● **Problem to solve**: Below are the records. Count the lines containing the string "greater", and reply with the number alone.

Dataset items
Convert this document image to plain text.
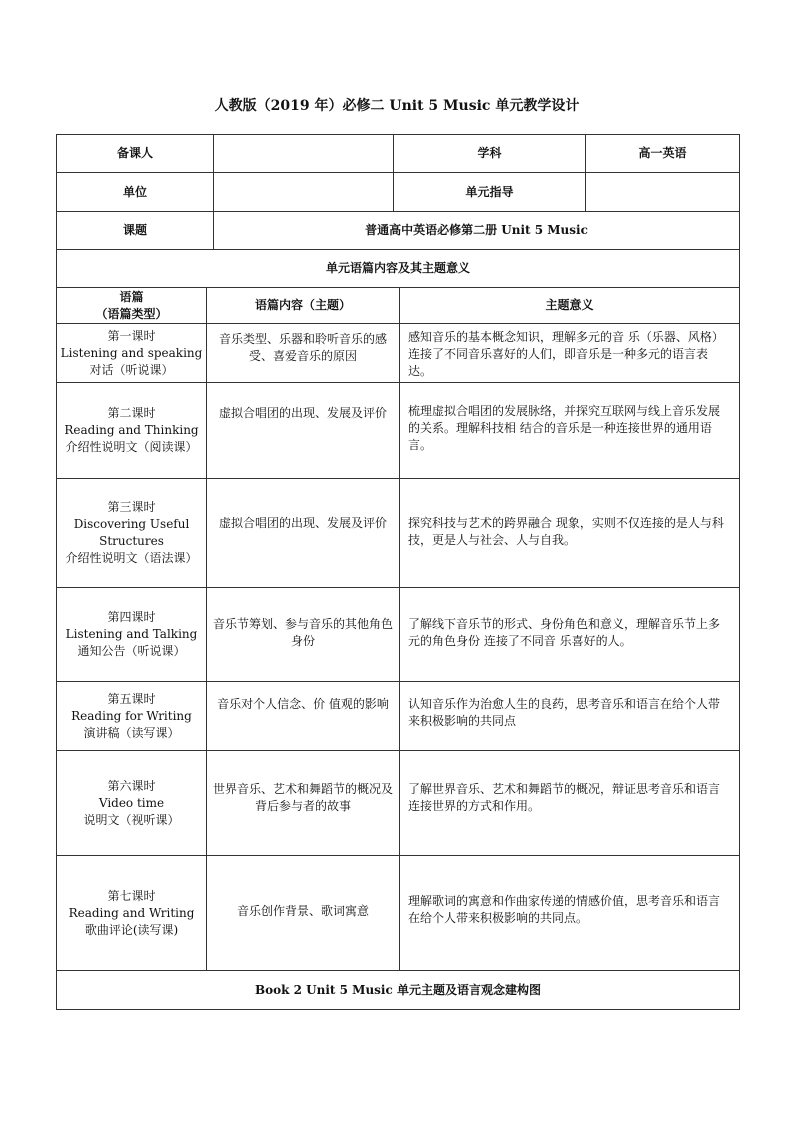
人教版（2019 年）必修二 Unit 5 Music 单元教学设计
备课人		学科	高一英语
单位		单元指导	
课题	普通高中英语必修第二册 Unit 5 Music		
单元语篇内容及其主题意义			
语篇
（语篇类型）	语篇内容（主题）	主题意义

第一课时
Listening and speaking
对话（听说课）	音乐类型、乐器和聆听音乐的感受、喜爱音乐的原因	感知音乐的基本概念知识，理解多元的音 乐（乐器、风格）连接了不同音乐喜好的人们，即音乐是一种多元的语言表达。

第二课时
Reading and Thinking
介绍性说明文（阅读课）	虚拟合唱团的出现、发展及评价	梳理虚拟合唱团的发展脉络，并探究互联网与线上音乐发展的关系。理解科技相 结合的音乐是一种连接世界的通用语言。

第三课时
Discovering Useful
Structures
介绍性说明文（语法课）	虚拟合唱团的出现、发展及评价	探究科技与艺术的跨界融合 现象，实则不仅连接的是人与科技，更是人与社会、人与自我。

第四课时
Listening and Talking
通知公告（听说课）	音乐节筹划、参与音乐的其他角色身份	了解线下音乐节的形式、身份角色和意义，理解音乐节上多元的角色身份 连接了不同音 乐喜好的人。

第五课时
Reading for Writing
演讲稿（读写课）	音乐对个人信念、价 值观的影响	认知音乐作为治愈人生的良药，思考音乐和语言在给个人带来积极影响的共同点

第六课时
Video time
说明文（视听课）	世界音乐、艺术和舞蹈节的概况及背后参与者的故事	了解世界音乐、艺术和舞蹈节的概况，辩证思考音乐和语言连接世界的方式和作用。

第七课时
Reading and Writing
歌曲评论(读写课)	音乐创作背景、歌词寓意	理解歌词的寓意和作曲家传递的情感价值，思考音乐和语言在给个人带来积极影响的共同点。
Book 2 Unit 5 Music 单元主题及语言观念建构图		
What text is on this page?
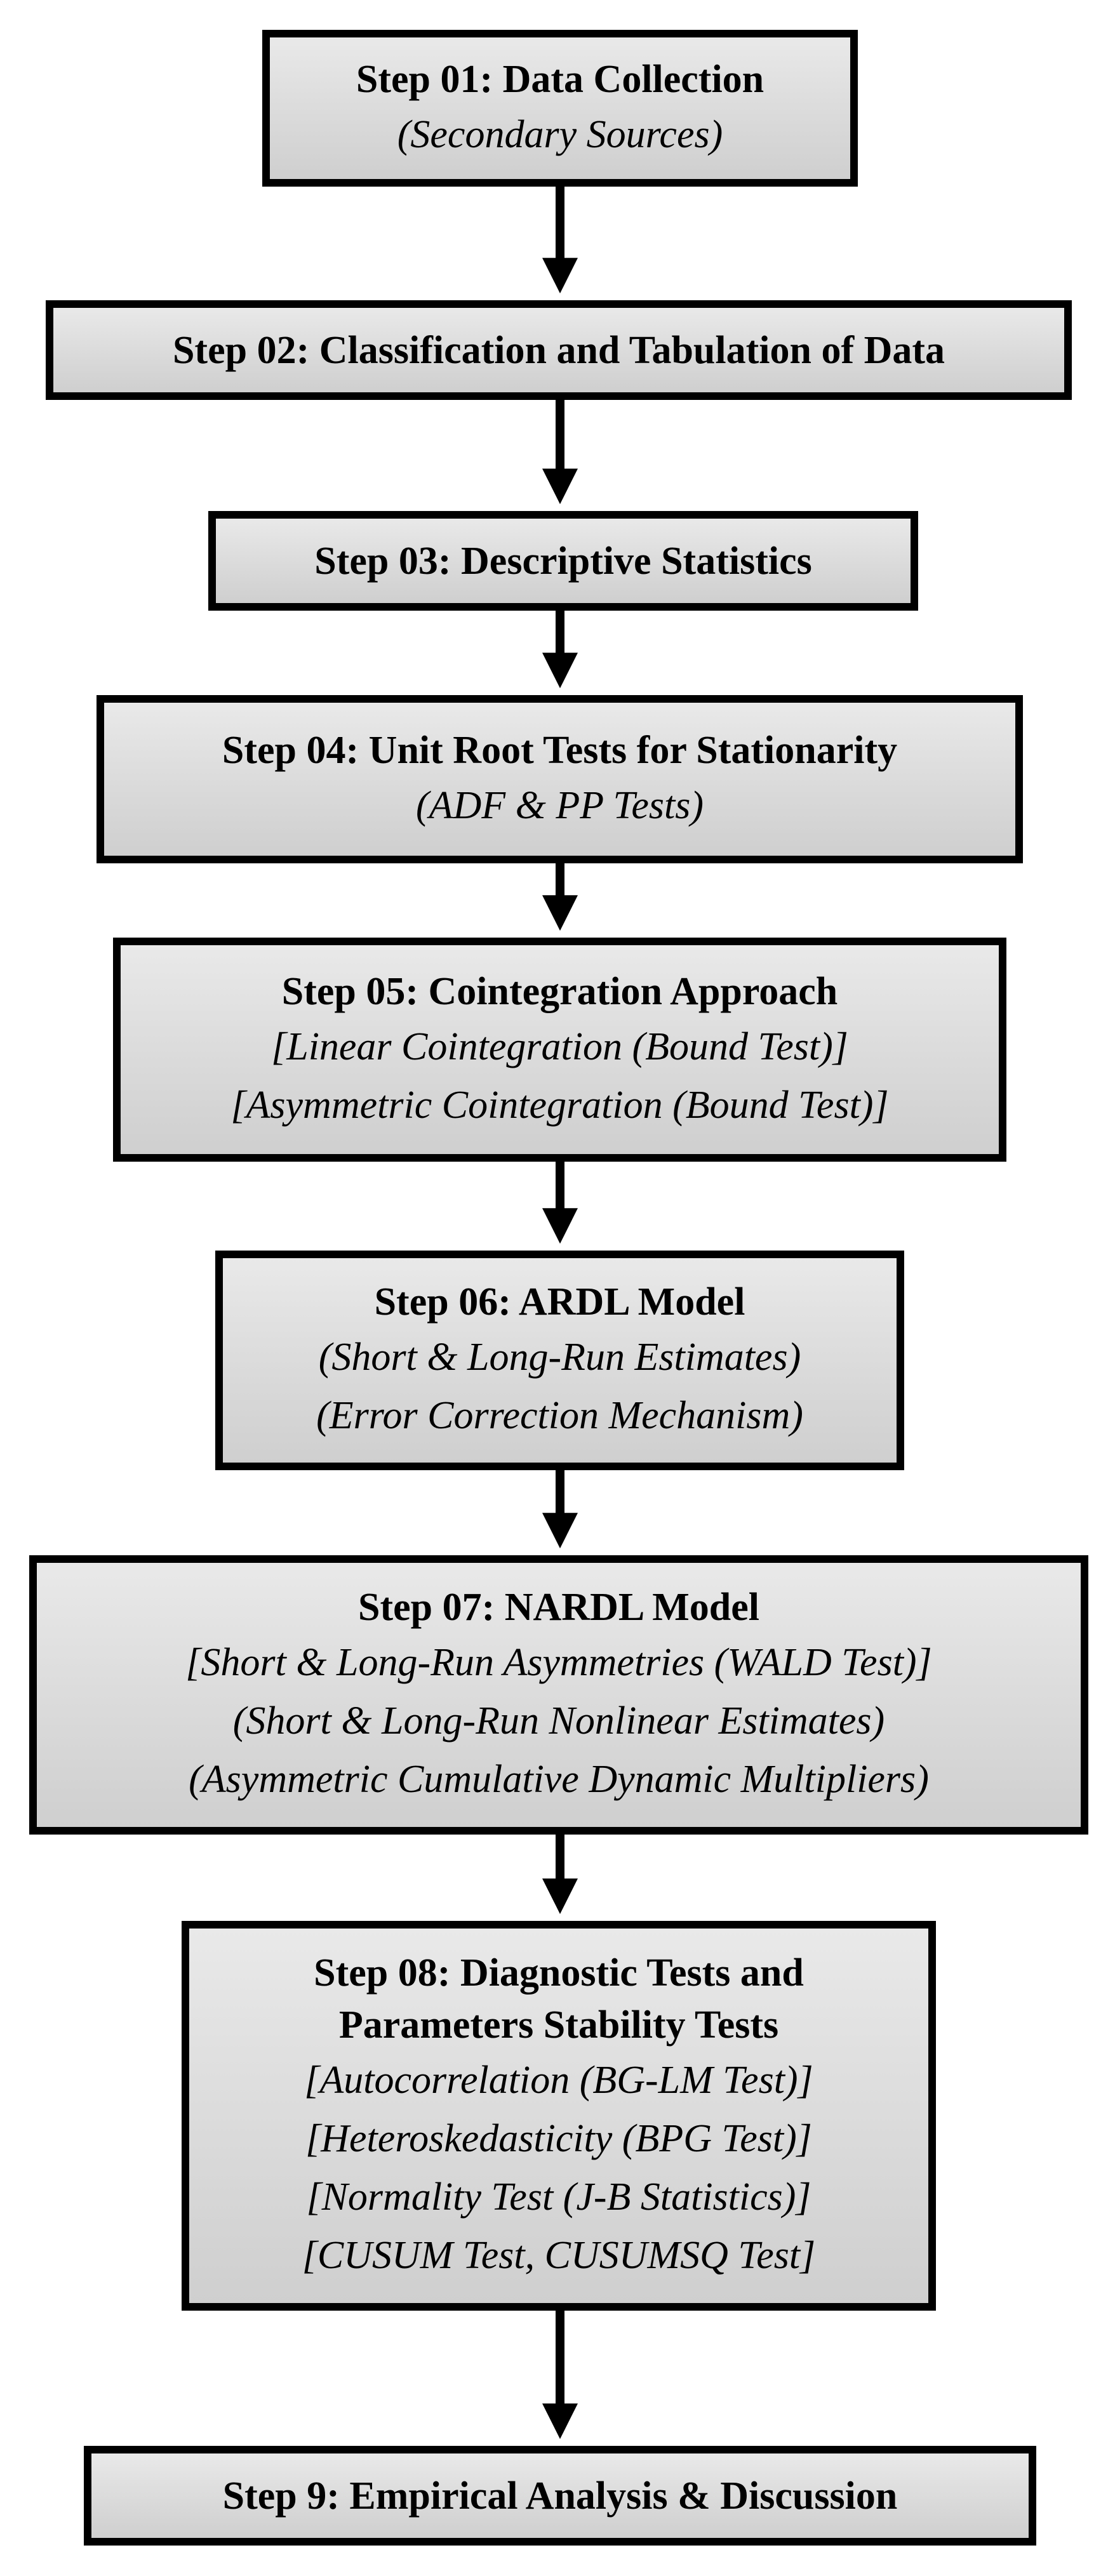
Step 01: Data Collection
(Secondary Sources)
Step 02: Classification and Tabulation of Data
Step 03: Descriptive Statistics
Step 04: Unit Root Tests for Stationarity
(ADF & PP Tests)
Step 05: Cointegration Approach
[Linear Cointegration (Bound Test)]
[Asymmetric Cointegration (Bound Test)]
Step 06: ARDL Model
(Short & Long-Run Estimates)
(Error Correction Mechanism)
Step 07: NARDL Model
[Short & Long-Run Asymmetries (WALD Test)]
(Short & Long-Run Nonlinear Estimates)
(Asymmetric Cumulative Dynamic Multipliers)
Step 08: Diagnostic Tests and
Parameters Stability Tests
[Autocorrelation (BG-LM Test)]
[Heteroskedasticity (BPG Test)]
[Normality Test (J-B Statistics)]
[CUSUM Test, CUSUMSQ Test]
Step 9: Empirical Analysis & Discussion
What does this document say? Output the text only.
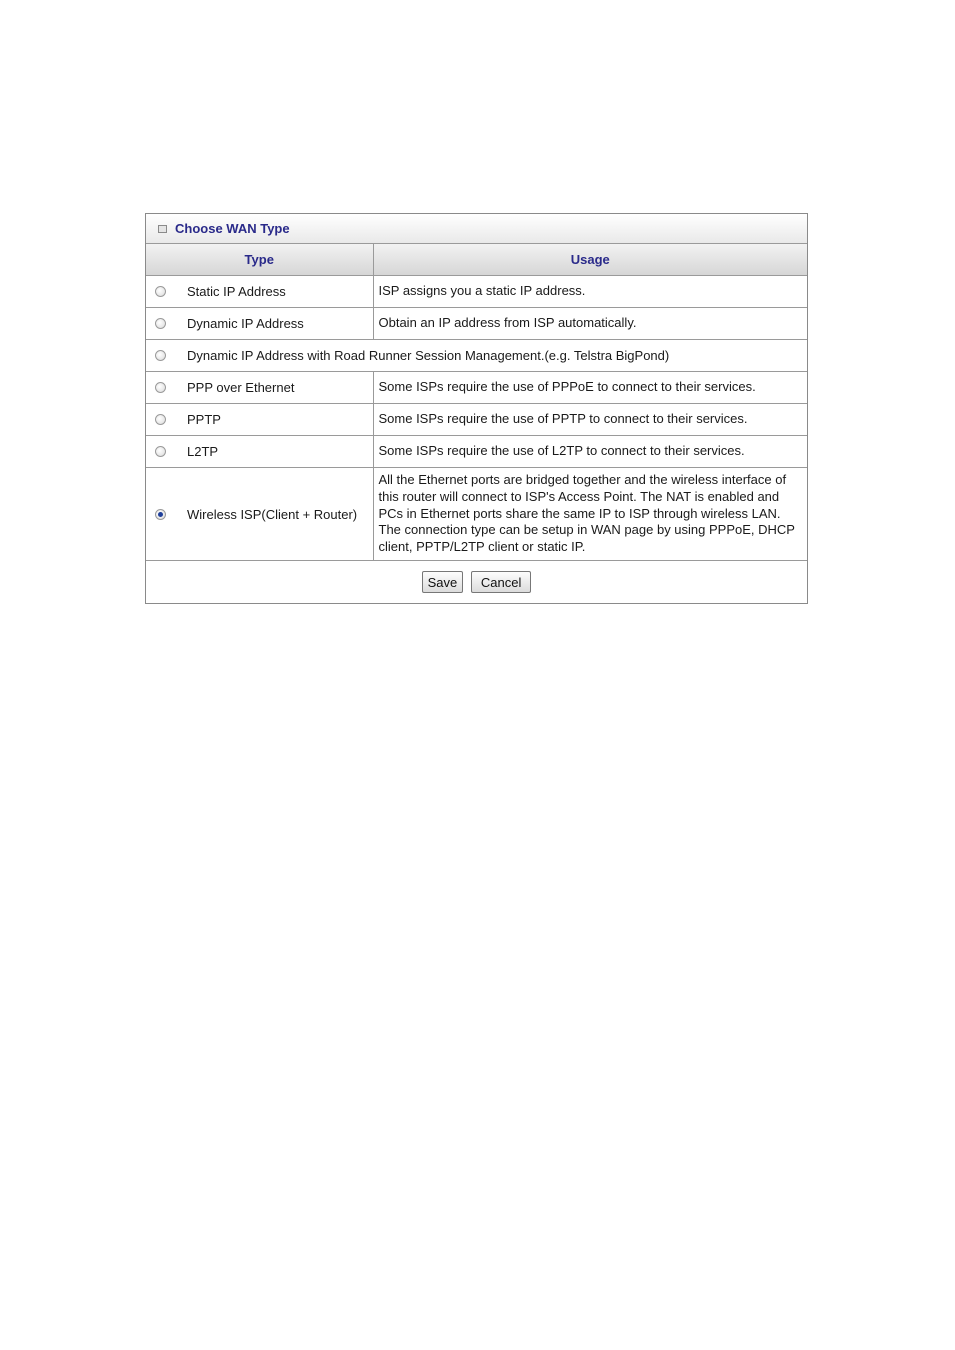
Choose WAN Type
Type	Usage

Static IP Address	ISP assigns you a static IP address.

Dynamic IP Address	Obtain an IP address from ISP automatically.

Dynamic IP Address with Road Runner Session Management.(e.g. Telstra BigPond)	

PPP over Ethernet	Some ISPs require the use of PPPoE to connect to their services.

PPTP	Some ISPs require the use of PPTP to connect to their services.

L2TP	Some ISPs require the use of L2TP to connect to their services.

Wireless ISP(Client + Router)	All the Ethernet ports are bridged together and the wireless interface of this router will connect to ISP's Access Point. The NAT is enabled and PCs in Ethernet ports share the same IP to ISP through wireless LAN. The connection type can be setup in WAN page by using PPPoE, DHCP client, PPTP/L2TP client or static IP.
Save Cancel	
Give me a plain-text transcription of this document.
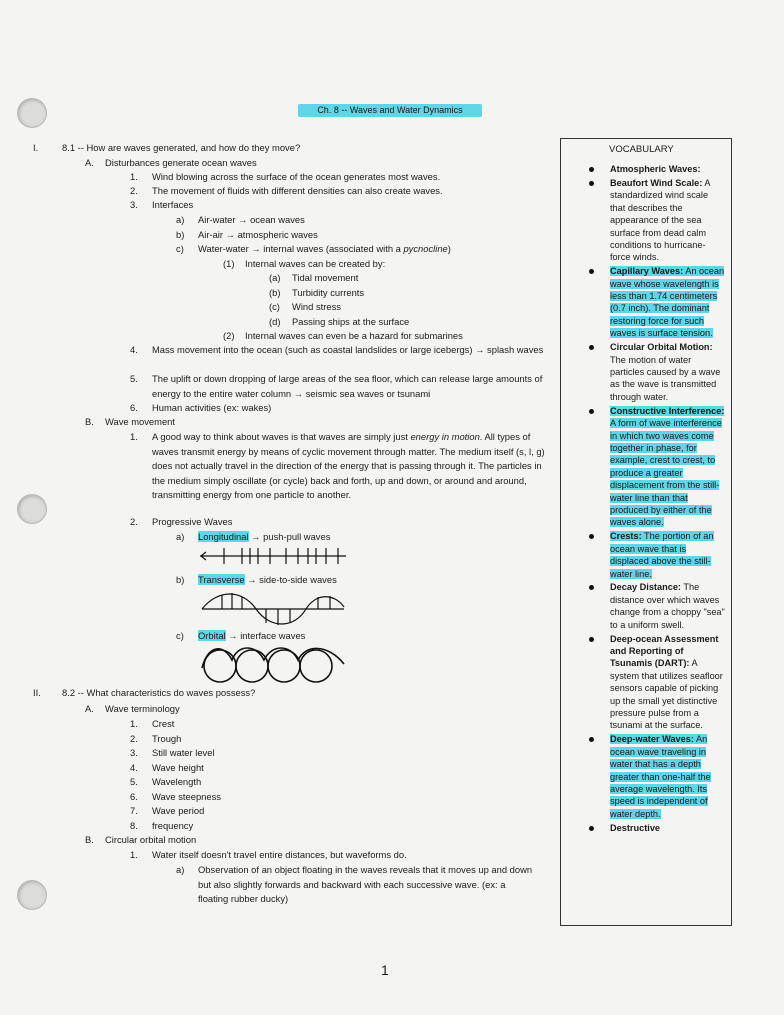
Ch. 8 -- Waves and Water Dynamics
I.	8.1 -- How are waves generated, and how do they move?
A. Disturbances generate ocean waves
1. Wind blowing across the surface of the ocean generates most waves.
2. The movement of fluids with different densities can also create waves.
3. Interfaces
a) Air-water → ocean waves
b) Air-air → atmospheric waves
c) Water-water → internal waves (associated with a pycnocline)
(1) Internal waves can be created by:
(a) Tidal movement
(b) Turbidity currents
(c) Wind stress
(d) Passing ships at the surface
(2) Internal waves can even be a hazard for submarines
4. Mass movement into the ocean (such as coastal landslides or large icebergs) → splash waves
5. The uplift or down dropping of large areas of the sea floor, which can release large amounts of energy to the entire water column → seismic sea waves or tsunami
6. Human activities (ex: wakes)
B. Wave movement
1. A good way to think about waves is that waves are simply just energy in motion. All types of waves transmit energy by means of cyclic movement through matter. The medium itself (s, l, g) does not actually travel in the direction of the energy that is passing through it. The particles in the medium simply oscillate (or cycle) back and forth, up and down, or around and around, transmitting energy from one particle to another.
2. Progressive Waves
a) Longitudinal → push-pull waves
b) Transverse → side-to-side waves
c) Orbital → interface waves
II. 8.2 -- What characteristics do waves possess?
A. Wave terminology
1. Crest
2. Trough
3. Still water level
4. Wave height
5. Wavelength
6. Wave steepness
7. Wave period
8. frequency
B. Circular orbital motion
1. Water itself doesn't travel entire distances, but waveforms do.
a) Observation of an object floating in the waves reveals that it moves up and down but also slightly forwards and backward with each successive wave. (ex: a floating rubber ducky)
VOCABULARY
Atmospheric Waves:
Beaufort Wind Scale: A standardized wind scale that describes the appearance of the sea surface from dead calm conditions to hurricane-force winds.
Capillary Waves: An ocean wave whose wavelength is less than 1.74 centimeters (0.7 inch). The dominant restoring force for such waves is surface tension.
Circular Orbital Motion: The motion of water particles caused by a wave as the wave is transmitted through water.
Constructive Interference: A form of wave interference in which two waves come together in phase, for example, crest to crest, to produce a greater displacement from the still-water line than that produced by either of the waves alone.
Crests: The portion of an ocean wave that is displaced above the still-water line.
Decay Distance: The distance over which waves change from a choppy "sea" to a uniform swell.
Deep-ocean Assessment and Reporting of Tsunamis (DART): A system that utilizes seafloor sensors capable of picking up the small yet distinctive pressure pulse from a tsunami at the surface.
Deep-water Waves: An ocean wave traveling in water that has a depth greater than one-half the average wavelength. Its speed is independent of water depth.
Destructive
1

● **Problem solution**: 2